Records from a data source
::::

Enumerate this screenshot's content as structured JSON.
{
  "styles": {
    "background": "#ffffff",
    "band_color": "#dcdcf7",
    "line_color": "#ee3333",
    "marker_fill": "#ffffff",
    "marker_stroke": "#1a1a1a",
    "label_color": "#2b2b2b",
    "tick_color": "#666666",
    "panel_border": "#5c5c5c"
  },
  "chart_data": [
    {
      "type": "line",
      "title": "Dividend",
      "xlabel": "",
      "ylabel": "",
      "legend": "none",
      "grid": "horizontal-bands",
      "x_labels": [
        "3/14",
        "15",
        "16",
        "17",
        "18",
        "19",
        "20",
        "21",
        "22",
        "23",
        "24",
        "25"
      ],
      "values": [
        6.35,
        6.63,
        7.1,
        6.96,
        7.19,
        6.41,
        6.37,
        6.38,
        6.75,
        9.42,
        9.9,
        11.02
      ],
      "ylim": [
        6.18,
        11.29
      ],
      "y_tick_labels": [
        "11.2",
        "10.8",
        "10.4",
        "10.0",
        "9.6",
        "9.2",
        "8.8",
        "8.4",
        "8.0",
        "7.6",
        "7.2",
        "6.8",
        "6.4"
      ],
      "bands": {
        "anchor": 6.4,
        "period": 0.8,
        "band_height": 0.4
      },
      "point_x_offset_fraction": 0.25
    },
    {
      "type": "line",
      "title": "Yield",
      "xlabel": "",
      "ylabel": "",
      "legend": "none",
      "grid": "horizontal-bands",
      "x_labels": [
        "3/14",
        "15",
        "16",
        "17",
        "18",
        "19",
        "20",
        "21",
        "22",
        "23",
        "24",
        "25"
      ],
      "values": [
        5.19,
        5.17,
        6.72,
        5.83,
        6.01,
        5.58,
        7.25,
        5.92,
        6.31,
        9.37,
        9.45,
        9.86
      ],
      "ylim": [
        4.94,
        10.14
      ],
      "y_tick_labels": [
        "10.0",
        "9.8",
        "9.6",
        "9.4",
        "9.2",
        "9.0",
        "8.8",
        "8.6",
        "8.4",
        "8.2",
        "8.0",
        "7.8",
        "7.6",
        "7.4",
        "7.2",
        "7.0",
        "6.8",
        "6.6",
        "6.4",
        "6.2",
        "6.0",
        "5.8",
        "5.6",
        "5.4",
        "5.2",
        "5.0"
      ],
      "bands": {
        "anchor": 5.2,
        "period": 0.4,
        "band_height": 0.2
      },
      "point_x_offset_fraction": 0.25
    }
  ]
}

::::

# TO DO:
The records above are to be copied in full, exactly as written.

# FINISHED ANSWER:
Enumerate this screenshot's content as structured JSON.
{
  "styles": {
    "background": "#ffffff",
    "band_color": "#dcdcf7",
    "line_color": "#ee3333",
    "marker_fill": "#ffffff",
    "marker_stroke": "#1a1a1a",
    "label_color": "#2b2b2b",
    "tick_color": "#666666",
    "panel_border": "#5c5c5c"
  },
  "chart_data": [
    {
      "type": "line",
      "title": "Dividend",
      "xlabel": "",
      "ylabel": "",
      "legend": "none",
      "grid": "horizontal-bands",
      "x_labels": [
        "3/14",
        "15",
        "16",
        "17",
        "18",
        "19",
        "20",
        "21",
        "22",
        "23",
        "24",
        "25"
      ],
      "values": [
        6.35,
        6.63,
        7.1,
        6.96,
        7.19,
        6.41,
        6.37,
        6.38,
        6.75,
        9.42,
        9.9,
        11.02
      ],
      "ylim": [
        6.18,
        11.29
      ],
      "y_tick_labels": [
        "11.2",
        "10.8",
        "10.4",
        "10.0",
        "9.6",
        "9.2",
        "8.8",
        "8.4",
        "8.0",
        "7.6",
        "7.2",
        "6.8",
        "6.4"
      ],
      "bands": {
        "anchor": 6.4,
        "period": 0.8,
        "band_height": 0.4
      },
      "point_x_offset_fraction": 0.25
    },
    {
      "type": "line",
      "title": "Yield",
      "xlabel": "",
      "ylabel": "",
      "legend": "none",
      "grid": "horizontal-bands",
      "x_labels": [
        "3/14",
        "15",
        "16",
        "17",
        "18",
        "19",
        "20",
        "21",
        "22",
        "23",
        "24",
        "25"
      ],
      "values": [
        5.19,
        5.17,
        6.72,
        5.83,
        6.01,
        5.58,
        7.25,
        5.92,
        6.31,
        9.37,
        9.45,
        9.86
      ],
      "ylim": [
        4.94,
        10.14
      ],
      "y_tick_labels": [
        "10.0",
        "9.8",
        "9.6",
        "9.4",
        "9.2",
        "9.0",
        "8.8",
        "8.6",
        "8.4",
        "8.2",
        "8.0",
        "7.8",
        "7.6",
        "7.4",
        "7.2",
        "7.0",
        "6.8",
        "6.6",
        "6.4",
        "6.2",
        "6.0",
        "5.8",
        "5.6",
        "5.4",
        "5.2",
        "5.0"
      ],
      "bands": {
        "anchor": 5.2,
        "period": 0.4,
        "band_height": 0.2
      },
      "point_x_offset_fraction": 0.25
    }
  ]
}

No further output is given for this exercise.